>> Start
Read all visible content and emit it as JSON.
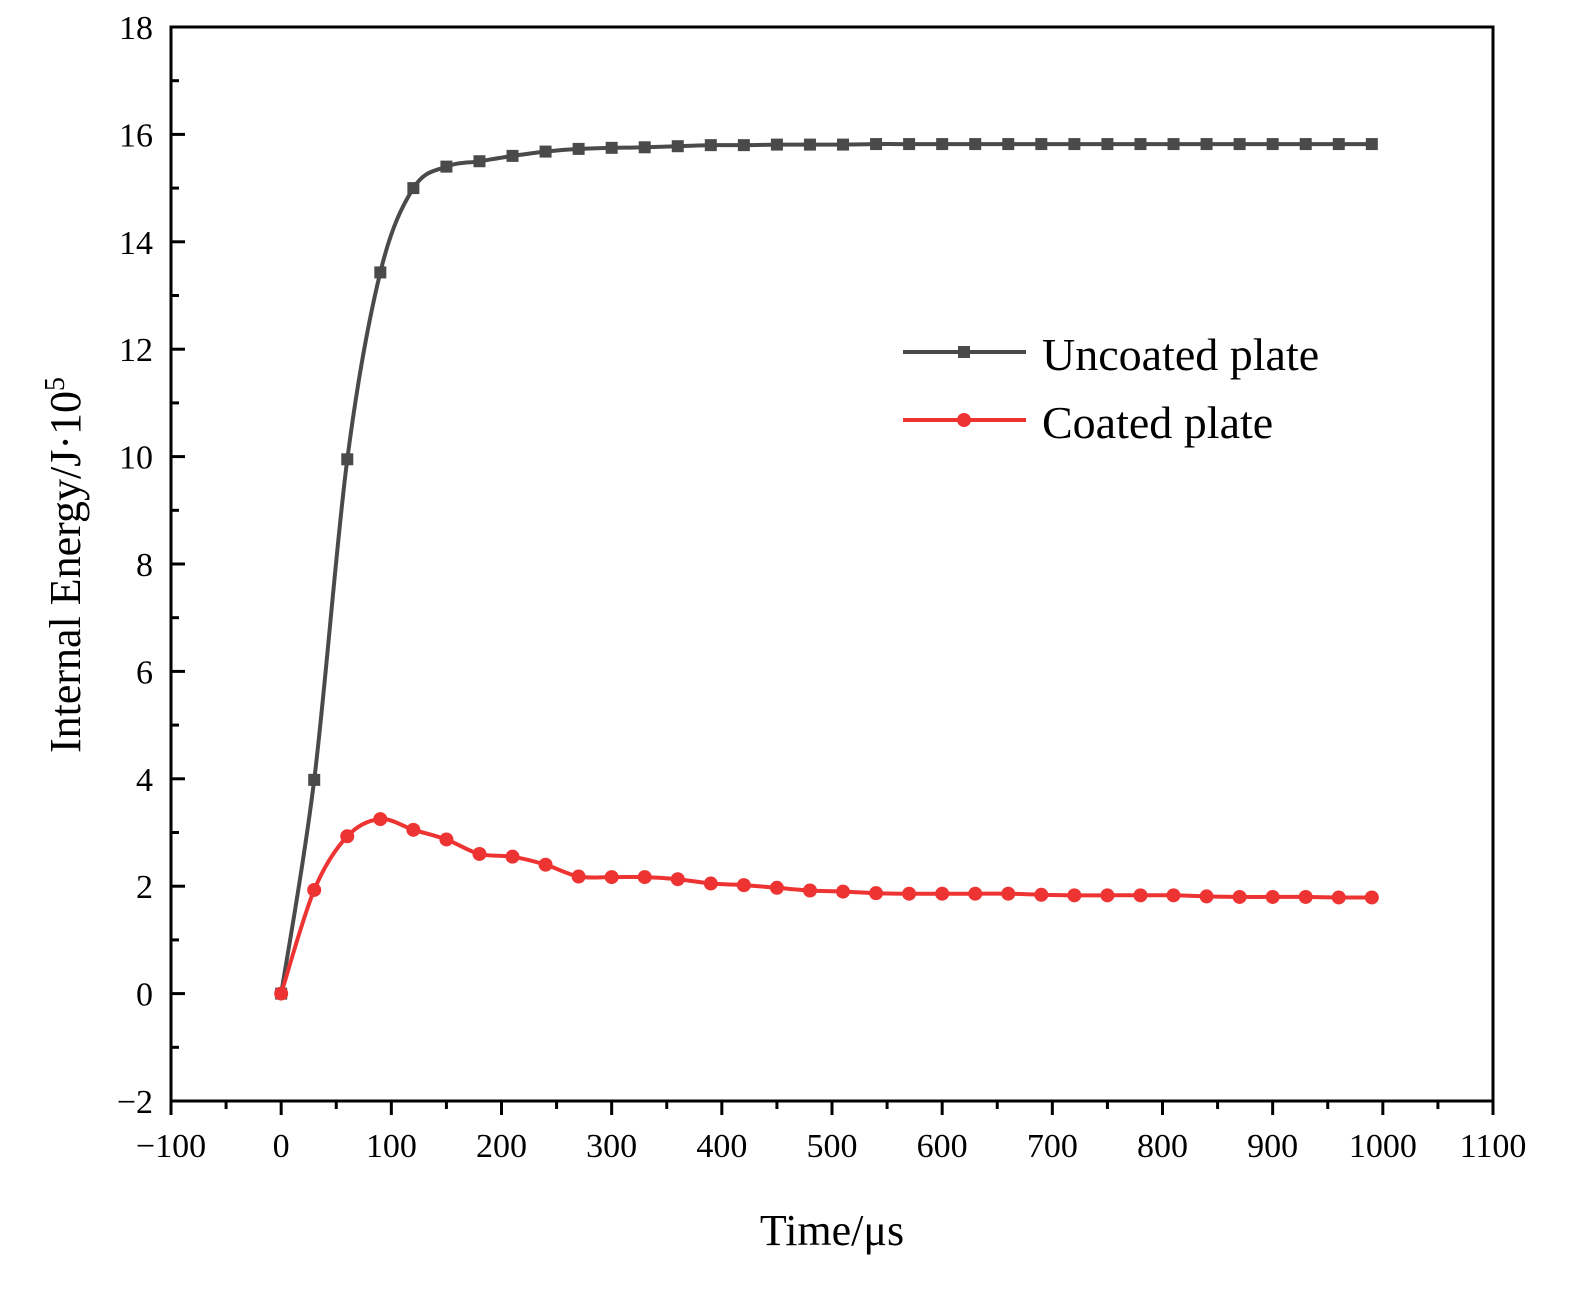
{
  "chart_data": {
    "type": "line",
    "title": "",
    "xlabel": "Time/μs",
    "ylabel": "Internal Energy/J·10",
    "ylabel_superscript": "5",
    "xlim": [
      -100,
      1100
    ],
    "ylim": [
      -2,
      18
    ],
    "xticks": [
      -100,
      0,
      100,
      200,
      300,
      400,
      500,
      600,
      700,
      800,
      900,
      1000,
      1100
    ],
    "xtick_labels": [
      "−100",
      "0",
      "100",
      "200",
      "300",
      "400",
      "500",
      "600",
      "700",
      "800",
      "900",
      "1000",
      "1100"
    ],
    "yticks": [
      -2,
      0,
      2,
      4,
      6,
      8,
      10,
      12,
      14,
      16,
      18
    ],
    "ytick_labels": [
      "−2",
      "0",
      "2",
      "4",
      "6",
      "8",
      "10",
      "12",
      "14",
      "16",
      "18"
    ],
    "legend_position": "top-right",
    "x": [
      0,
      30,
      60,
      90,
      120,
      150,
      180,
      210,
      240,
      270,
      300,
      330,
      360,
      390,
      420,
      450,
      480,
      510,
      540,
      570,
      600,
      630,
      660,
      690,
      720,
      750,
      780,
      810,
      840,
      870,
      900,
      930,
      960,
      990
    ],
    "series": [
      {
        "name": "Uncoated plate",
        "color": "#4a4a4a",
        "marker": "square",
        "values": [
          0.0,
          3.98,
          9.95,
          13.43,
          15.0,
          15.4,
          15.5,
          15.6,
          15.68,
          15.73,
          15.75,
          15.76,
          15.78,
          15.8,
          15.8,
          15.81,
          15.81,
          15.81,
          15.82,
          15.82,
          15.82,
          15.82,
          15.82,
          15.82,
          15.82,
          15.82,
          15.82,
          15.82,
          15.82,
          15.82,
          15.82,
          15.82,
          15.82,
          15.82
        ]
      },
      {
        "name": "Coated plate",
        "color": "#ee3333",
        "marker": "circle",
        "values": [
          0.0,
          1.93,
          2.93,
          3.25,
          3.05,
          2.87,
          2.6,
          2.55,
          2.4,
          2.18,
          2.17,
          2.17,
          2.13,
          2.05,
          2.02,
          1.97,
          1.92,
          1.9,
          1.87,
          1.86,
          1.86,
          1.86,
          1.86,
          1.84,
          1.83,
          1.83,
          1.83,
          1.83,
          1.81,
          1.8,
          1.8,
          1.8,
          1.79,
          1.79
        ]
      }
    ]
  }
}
>> End
>> Start
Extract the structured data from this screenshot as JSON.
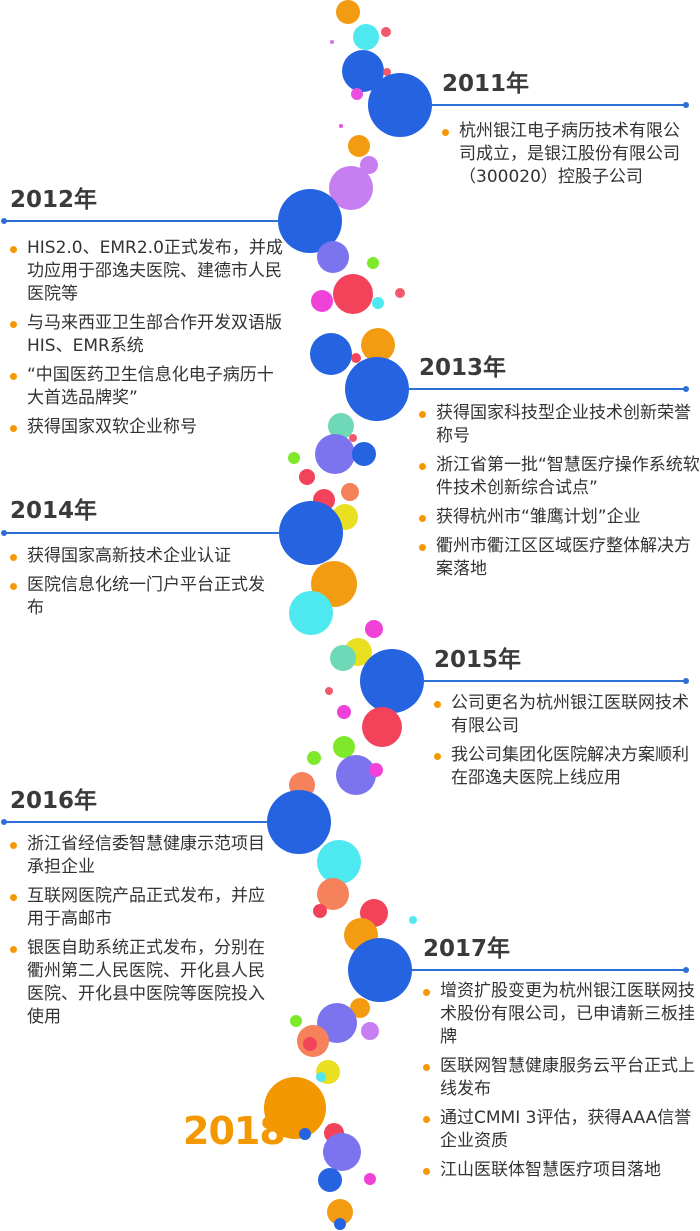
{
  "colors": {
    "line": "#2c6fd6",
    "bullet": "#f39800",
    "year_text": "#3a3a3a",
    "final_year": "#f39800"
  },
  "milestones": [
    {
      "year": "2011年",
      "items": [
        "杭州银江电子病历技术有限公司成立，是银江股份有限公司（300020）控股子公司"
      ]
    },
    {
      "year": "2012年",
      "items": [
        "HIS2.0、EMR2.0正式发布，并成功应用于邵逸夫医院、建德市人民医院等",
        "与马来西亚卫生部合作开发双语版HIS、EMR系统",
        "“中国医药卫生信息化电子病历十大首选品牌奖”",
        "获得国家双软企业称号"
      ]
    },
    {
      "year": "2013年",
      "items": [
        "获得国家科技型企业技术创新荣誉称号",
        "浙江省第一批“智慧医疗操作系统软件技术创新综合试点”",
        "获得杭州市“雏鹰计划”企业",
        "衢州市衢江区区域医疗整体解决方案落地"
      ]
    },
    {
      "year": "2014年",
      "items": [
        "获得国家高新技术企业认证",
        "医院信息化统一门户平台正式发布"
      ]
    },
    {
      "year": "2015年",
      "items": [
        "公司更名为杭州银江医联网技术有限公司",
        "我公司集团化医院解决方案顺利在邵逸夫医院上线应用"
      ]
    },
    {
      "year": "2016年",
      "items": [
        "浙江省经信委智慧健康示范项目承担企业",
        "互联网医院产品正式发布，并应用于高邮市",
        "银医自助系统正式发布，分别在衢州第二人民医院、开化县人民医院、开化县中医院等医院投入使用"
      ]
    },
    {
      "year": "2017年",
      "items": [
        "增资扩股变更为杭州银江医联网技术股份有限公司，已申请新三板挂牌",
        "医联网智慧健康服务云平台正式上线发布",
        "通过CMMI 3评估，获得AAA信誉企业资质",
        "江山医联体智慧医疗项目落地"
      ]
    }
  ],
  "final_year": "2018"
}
>> End
> AIM
Go through the material and select each line with the string "plate" in it.

> WRITTEN SOLUTION
        "name": "Uncoated plate",
        "name": "Coated plate",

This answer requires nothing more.